§ Prompt
Update the items between the line containing "What elements are in" and the line containing "page-number: 24 [194, 2103, 221, 2129]", inclusive, by replacing "list-item" with "bullet-item" and leaving everything else unchanged. Omit the pictures from your answer.
## begin Data listing
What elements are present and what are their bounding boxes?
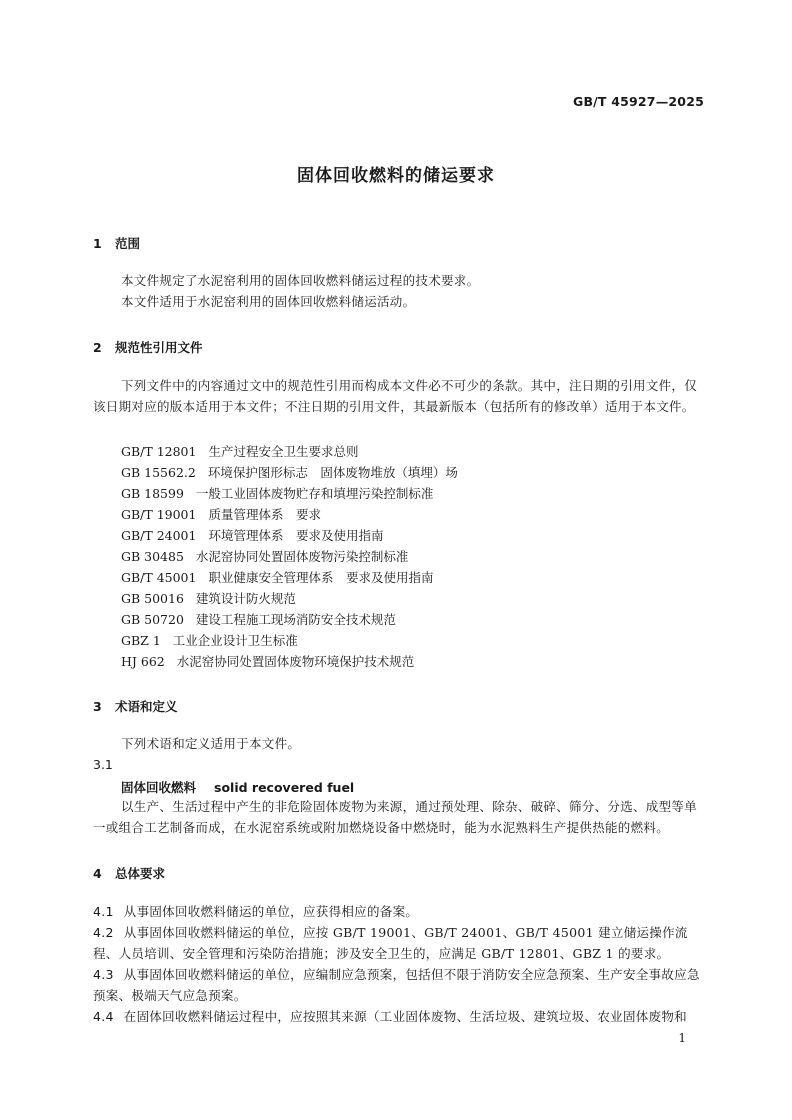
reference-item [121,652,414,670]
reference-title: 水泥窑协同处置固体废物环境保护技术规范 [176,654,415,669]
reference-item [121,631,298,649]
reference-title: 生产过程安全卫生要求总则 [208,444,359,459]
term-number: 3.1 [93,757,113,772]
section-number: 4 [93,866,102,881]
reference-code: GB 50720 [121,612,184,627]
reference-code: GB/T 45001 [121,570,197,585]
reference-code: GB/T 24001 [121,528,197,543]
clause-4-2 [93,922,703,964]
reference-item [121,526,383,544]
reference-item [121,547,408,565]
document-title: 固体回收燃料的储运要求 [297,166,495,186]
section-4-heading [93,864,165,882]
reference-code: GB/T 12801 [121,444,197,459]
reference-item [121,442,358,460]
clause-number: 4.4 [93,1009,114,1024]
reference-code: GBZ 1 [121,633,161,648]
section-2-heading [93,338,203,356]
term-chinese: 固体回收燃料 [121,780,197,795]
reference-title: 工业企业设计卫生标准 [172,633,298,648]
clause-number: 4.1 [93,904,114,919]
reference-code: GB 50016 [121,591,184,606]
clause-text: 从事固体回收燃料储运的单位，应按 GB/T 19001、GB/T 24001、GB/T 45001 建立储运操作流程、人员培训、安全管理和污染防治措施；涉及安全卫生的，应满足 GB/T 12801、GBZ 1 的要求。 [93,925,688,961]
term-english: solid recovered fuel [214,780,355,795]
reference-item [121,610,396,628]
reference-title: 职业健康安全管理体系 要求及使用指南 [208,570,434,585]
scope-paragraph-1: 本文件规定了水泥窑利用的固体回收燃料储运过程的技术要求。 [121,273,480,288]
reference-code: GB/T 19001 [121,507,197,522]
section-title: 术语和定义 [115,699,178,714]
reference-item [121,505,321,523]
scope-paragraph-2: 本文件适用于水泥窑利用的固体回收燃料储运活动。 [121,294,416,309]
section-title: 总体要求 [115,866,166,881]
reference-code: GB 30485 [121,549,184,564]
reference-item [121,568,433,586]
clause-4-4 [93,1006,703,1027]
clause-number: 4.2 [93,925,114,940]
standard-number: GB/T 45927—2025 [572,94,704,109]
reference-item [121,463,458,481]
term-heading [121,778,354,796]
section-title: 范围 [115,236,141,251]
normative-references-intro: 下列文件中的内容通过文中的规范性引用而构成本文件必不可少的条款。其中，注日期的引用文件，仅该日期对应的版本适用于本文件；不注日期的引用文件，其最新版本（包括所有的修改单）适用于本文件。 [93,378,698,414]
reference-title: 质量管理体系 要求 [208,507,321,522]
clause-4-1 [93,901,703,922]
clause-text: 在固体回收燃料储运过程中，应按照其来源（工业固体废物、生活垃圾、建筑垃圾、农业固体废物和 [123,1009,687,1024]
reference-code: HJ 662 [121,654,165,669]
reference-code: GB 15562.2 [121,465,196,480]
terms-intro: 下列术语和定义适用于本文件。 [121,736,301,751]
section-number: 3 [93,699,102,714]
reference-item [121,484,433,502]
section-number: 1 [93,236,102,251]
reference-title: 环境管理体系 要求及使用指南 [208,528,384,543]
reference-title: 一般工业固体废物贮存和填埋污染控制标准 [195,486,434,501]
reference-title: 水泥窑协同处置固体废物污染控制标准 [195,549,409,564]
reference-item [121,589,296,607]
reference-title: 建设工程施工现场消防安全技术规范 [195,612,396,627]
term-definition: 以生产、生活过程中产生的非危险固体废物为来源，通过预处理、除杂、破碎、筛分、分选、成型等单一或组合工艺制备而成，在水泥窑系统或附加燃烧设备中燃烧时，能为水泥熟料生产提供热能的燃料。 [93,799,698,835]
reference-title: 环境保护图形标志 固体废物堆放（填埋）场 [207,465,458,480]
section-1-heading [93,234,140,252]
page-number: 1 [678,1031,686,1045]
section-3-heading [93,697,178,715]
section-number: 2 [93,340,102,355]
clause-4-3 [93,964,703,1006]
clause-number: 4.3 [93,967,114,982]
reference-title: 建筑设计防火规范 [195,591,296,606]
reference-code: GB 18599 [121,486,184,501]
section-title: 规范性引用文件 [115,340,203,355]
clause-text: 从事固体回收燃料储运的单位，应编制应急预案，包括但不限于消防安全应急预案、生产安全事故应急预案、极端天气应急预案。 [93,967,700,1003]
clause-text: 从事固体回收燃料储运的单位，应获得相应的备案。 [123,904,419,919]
## end Data listing
## begin Data listing
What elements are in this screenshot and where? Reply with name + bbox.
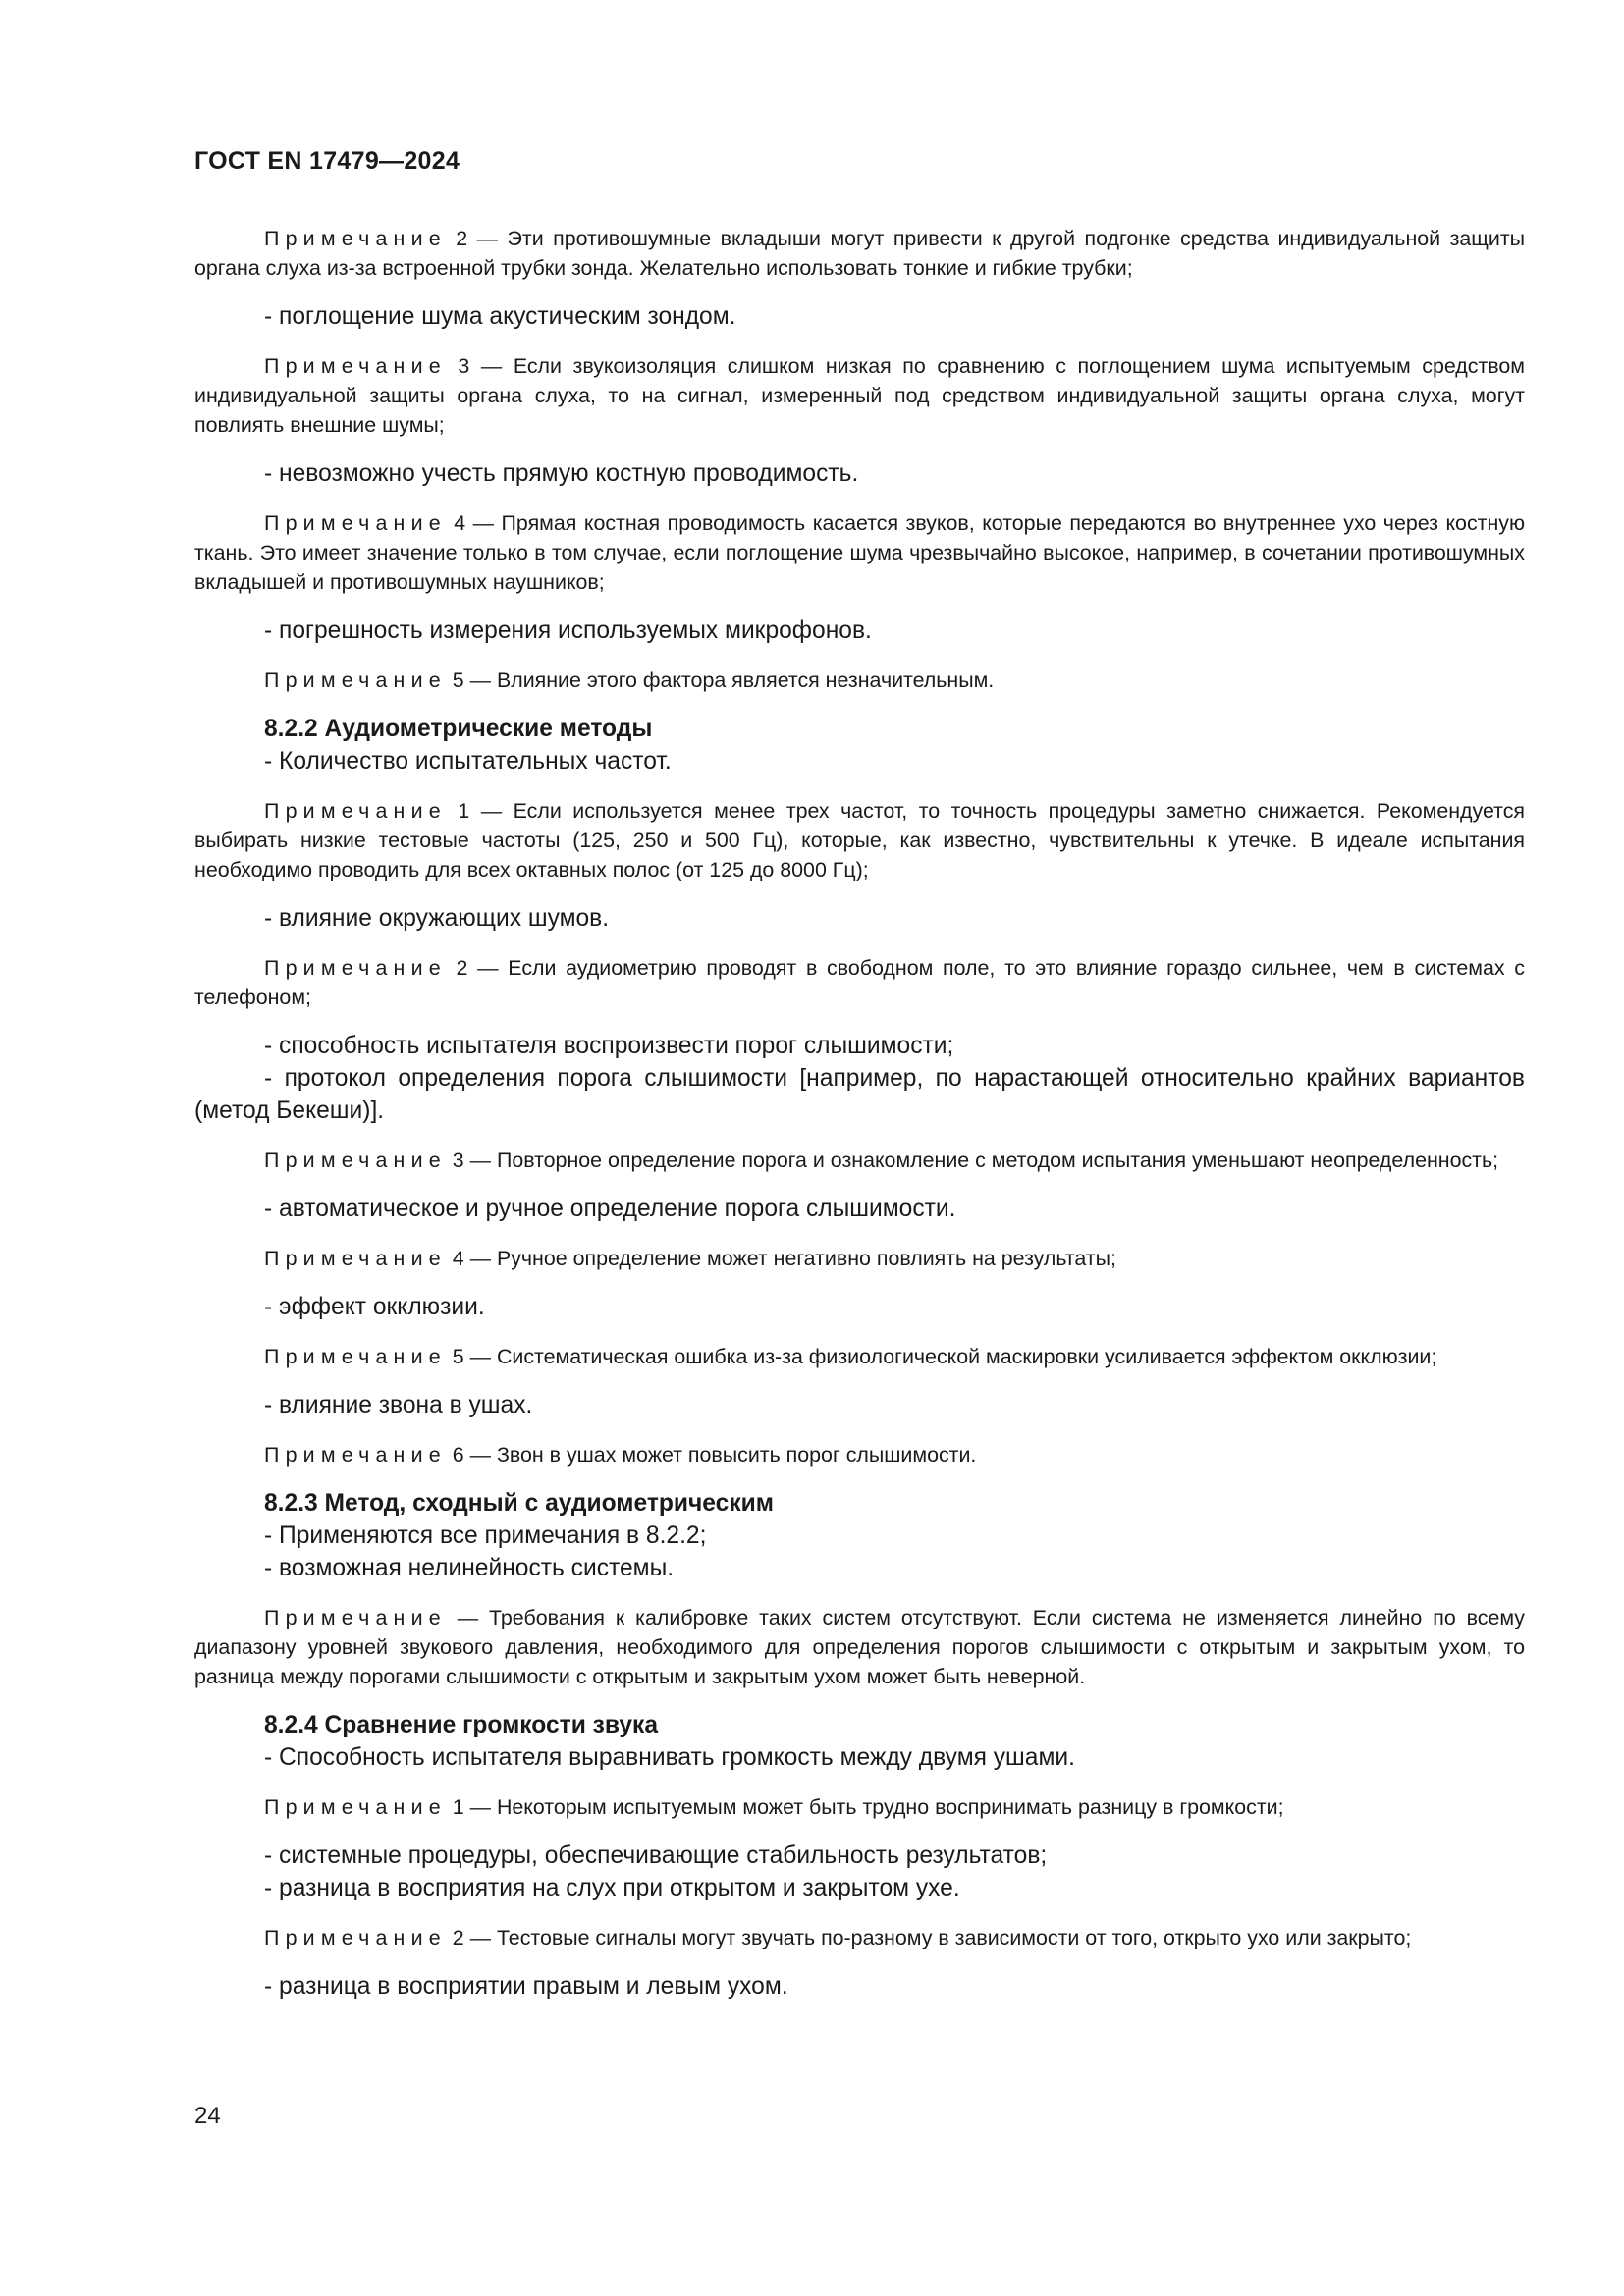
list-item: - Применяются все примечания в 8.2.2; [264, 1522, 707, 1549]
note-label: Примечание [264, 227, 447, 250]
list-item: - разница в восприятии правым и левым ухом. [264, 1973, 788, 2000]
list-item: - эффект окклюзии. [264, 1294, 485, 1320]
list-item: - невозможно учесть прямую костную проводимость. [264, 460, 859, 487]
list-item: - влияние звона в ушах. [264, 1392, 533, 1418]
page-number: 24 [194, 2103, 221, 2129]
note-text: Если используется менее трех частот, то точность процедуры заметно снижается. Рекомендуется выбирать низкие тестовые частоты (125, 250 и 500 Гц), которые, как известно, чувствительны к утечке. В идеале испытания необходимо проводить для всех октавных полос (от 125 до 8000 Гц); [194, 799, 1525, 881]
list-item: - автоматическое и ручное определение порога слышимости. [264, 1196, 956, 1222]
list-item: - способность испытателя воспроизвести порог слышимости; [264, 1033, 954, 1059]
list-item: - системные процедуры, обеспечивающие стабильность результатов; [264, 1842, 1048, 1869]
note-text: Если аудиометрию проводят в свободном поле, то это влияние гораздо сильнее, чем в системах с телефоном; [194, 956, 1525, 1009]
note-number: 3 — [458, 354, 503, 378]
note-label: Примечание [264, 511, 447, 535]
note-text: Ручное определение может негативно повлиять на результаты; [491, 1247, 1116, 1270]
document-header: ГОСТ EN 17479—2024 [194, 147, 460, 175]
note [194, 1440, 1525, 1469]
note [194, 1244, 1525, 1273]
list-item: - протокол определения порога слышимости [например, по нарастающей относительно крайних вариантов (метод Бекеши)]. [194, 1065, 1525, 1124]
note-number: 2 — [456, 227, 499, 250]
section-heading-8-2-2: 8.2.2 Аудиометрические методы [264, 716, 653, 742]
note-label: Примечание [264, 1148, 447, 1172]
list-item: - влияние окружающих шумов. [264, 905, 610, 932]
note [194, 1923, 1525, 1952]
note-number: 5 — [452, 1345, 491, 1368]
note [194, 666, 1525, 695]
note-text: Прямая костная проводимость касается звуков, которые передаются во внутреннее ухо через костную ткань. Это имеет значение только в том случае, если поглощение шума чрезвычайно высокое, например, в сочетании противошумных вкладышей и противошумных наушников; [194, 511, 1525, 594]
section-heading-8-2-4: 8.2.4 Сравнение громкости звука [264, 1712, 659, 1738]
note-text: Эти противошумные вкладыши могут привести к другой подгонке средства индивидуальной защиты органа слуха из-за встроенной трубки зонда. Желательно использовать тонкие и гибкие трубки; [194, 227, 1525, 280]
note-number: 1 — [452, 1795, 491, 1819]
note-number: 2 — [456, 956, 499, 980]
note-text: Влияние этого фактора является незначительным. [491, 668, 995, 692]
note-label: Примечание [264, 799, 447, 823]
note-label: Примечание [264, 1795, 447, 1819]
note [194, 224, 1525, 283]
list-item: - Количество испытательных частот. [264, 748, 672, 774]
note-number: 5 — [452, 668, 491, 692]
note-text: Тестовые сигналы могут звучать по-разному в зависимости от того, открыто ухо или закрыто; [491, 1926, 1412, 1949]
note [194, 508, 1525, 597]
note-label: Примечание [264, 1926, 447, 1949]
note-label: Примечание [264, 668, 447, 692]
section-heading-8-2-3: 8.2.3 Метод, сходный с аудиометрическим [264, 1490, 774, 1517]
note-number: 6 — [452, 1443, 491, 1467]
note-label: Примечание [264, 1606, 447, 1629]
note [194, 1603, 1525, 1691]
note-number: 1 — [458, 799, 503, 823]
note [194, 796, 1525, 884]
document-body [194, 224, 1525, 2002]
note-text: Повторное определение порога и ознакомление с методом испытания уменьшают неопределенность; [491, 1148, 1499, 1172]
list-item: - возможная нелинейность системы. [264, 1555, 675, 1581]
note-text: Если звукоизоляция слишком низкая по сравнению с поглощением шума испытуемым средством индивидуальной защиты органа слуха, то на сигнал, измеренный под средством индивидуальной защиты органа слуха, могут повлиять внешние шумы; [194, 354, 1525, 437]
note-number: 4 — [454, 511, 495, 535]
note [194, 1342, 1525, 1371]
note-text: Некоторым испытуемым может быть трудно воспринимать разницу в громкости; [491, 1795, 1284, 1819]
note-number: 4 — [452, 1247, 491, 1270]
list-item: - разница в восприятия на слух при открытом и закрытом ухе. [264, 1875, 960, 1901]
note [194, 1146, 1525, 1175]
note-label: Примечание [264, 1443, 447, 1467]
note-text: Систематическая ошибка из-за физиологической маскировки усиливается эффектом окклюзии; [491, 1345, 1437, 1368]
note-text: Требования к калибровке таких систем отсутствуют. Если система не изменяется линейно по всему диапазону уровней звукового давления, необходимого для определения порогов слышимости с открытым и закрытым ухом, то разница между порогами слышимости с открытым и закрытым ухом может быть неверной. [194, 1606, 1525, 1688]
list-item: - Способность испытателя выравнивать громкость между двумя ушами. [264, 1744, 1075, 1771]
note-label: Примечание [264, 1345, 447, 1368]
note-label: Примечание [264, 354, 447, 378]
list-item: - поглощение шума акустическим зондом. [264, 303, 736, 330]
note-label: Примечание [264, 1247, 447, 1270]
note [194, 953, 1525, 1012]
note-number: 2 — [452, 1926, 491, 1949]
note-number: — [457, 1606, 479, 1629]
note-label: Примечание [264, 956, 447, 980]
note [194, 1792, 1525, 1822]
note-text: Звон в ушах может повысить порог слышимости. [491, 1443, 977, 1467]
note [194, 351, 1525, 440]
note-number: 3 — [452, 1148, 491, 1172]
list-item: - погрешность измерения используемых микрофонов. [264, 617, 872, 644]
## end Data listing
## begin Data listing
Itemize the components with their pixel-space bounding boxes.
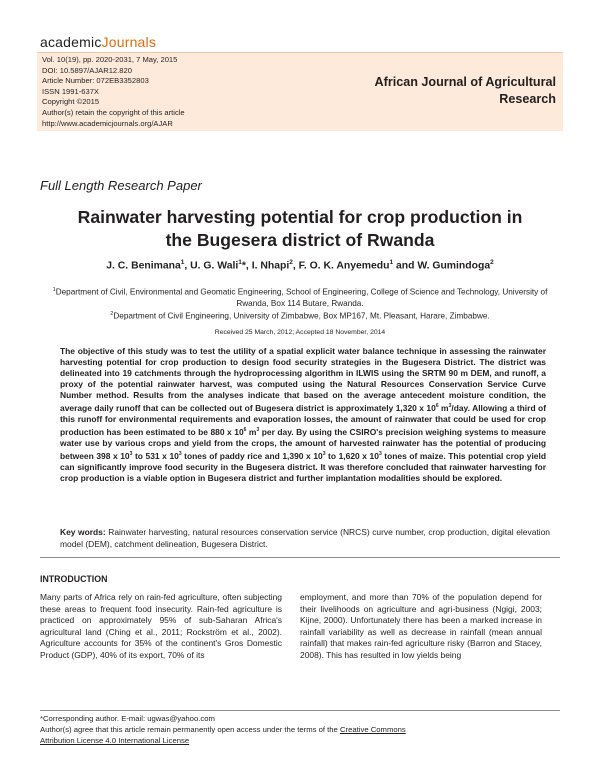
## end Data listing
§ Correct answer
What elements are in this screenshot and where? Reply with name + bbox.
bullet-item: - Применяются все примечания в 8.2.2; [264, 1522, 707, 1549]
note-label: Примечание [264, 227, 447, 250]
bullet-item: - разница в восприятии правым и левым ухом. [264, 1973, 788, 2000]
bullet-item: - эффект окклюзии. [264, 1294, 485, 1320]
bullet-item: - невозможно учесть прямую костную проводимость. [264, 460, 859, 487]
bullet-item: - влияние звона в ушах. [264, 1392, 533, 1418]
page-number: 24 [194, 2103, 221, 2129]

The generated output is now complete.